◆ Work to be completed
Return every line of the data below that includes the string "Sample".

◆ Data to use
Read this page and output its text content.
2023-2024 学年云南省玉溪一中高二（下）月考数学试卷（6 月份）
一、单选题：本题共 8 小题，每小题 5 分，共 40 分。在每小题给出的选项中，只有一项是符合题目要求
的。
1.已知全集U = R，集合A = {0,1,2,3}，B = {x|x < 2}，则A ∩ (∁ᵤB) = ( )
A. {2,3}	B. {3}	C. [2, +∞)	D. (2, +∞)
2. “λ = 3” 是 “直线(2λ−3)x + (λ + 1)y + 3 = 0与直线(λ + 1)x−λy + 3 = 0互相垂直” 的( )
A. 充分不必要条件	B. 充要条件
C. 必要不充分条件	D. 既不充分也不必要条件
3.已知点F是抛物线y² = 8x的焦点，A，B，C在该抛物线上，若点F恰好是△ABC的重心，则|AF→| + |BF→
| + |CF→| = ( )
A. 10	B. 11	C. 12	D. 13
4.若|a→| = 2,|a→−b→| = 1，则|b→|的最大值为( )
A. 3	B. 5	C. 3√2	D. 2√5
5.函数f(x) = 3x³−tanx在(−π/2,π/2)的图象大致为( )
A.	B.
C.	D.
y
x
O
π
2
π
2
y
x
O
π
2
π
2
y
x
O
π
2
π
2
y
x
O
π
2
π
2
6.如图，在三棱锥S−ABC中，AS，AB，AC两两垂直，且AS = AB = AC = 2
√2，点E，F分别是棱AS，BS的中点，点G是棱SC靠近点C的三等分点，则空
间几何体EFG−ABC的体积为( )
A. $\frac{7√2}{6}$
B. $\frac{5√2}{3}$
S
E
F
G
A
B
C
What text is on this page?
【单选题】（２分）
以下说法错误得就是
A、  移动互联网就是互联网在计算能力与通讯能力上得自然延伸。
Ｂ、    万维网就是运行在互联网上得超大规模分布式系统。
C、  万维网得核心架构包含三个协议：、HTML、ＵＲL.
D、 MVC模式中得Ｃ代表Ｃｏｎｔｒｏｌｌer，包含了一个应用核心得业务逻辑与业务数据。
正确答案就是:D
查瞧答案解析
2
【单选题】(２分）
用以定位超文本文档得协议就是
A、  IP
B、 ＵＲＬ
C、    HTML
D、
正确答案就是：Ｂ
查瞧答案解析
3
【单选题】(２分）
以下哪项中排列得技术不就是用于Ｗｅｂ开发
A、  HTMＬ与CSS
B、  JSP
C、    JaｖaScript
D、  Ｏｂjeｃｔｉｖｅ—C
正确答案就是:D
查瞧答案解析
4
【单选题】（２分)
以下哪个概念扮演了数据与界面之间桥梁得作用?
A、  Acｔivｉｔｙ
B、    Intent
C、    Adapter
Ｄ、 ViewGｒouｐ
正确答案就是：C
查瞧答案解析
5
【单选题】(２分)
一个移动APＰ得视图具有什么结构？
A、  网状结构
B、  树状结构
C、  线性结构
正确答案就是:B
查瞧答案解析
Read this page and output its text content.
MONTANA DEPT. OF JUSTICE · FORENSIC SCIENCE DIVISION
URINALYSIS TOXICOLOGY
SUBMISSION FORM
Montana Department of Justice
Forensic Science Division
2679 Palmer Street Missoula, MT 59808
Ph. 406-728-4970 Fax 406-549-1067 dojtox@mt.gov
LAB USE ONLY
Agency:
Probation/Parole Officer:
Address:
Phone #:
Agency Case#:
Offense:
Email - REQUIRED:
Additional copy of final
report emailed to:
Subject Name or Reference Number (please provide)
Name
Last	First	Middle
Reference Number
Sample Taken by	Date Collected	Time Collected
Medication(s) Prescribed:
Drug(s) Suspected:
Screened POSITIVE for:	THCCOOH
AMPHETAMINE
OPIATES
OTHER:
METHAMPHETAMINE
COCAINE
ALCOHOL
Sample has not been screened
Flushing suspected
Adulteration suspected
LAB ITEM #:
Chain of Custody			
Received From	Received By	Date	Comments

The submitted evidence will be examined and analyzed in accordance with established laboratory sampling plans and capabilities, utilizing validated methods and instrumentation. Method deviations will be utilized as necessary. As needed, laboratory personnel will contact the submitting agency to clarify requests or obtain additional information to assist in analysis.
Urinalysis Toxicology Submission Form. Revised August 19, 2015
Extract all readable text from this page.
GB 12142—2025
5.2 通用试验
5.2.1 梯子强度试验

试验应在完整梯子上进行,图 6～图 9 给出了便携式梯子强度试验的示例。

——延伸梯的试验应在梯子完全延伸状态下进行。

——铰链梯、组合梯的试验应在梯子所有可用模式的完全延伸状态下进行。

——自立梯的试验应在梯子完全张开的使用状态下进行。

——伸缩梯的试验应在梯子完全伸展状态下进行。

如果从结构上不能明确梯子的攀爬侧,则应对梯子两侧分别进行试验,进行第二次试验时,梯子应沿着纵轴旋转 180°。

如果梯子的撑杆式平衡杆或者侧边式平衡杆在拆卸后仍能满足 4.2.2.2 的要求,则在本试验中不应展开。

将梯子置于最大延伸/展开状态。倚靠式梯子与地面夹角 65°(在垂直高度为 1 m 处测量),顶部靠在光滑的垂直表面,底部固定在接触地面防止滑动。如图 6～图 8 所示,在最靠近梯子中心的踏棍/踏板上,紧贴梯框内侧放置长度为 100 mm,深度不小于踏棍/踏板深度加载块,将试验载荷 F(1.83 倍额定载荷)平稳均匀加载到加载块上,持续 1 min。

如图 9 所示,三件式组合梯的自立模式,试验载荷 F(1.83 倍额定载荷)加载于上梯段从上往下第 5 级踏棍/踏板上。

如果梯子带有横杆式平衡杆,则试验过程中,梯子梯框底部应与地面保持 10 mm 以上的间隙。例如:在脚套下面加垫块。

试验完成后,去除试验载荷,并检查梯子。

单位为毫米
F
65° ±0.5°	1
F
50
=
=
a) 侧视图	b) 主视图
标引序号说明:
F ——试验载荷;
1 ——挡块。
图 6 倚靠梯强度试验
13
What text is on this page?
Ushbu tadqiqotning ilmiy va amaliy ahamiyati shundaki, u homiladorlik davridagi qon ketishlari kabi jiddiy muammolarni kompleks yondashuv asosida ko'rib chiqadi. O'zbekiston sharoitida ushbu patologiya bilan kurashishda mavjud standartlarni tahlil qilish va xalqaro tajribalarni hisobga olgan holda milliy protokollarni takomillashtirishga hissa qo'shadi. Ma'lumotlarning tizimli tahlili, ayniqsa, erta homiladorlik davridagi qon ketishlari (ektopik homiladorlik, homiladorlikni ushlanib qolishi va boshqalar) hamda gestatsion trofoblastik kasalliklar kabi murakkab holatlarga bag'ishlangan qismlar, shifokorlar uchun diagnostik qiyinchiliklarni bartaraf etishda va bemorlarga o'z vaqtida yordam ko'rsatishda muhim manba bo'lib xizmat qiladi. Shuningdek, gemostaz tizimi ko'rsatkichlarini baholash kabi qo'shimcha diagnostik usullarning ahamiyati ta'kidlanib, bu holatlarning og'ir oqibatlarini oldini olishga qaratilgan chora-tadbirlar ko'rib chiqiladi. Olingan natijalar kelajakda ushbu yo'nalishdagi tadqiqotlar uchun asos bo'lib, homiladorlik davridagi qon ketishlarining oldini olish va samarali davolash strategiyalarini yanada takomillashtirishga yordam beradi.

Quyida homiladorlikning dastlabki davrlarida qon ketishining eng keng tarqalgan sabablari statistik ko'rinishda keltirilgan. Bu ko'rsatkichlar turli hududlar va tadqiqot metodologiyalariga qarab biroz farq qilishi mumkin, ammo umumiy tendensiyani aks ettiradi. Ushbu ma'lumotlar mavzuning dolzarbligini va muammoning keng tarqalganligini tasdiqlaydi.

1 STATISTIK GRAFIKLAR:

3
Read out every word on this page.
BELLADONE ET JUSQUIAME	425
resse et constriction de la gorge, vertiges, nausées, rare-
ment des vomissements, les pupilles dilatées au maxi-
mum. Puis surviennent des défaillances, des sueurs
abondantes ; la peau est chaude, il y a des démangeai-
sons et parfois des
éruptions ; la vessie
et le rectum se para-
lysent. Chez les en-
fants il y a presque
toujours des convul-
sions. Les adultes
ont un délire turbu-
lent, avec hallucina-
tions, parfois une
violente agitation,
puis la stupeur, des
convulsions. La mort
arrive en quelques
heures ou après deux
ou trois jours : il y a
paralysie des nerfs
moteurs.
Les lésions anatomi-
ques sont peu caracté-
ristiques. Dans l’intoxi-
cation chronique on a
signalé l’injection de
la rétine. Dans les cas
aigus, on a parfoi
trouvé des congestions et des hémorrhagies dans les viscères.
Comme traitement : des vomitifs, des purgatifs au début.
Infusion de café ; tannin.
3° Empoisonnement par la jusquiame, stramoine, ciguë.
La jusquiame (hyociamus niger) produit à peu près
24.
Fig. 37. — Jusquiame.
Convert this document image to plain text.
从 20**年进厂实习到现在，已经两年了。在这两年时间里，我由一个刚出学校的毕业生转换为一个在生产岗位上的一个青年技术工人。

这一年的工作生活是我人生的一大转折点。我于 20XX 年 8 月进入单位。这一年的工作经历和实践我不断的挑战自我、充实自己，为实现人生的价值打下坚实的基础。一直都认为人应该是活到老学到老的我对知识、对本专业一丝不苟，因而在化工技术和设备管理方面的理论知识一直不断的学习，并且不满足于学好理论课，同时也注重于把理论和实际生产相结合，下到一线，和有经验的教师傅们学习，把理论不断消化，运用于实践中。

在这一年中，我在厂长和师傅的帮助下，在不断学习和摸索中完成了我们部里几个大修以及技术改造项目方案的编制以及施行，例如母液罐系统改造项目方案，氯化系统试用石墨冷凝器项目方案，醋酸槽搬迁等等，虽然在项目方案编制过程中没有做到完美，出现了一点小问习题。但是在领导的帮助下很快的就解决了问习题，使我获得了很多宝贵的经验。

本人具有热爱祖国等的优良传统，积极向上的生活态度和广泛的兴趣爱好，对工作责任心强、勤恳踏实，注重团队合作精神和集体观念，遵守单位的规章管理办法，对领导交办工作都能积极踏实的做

◆ Solution for this exercise
Sample Taken by	Date Collected	Time Collected
Sample has not been screened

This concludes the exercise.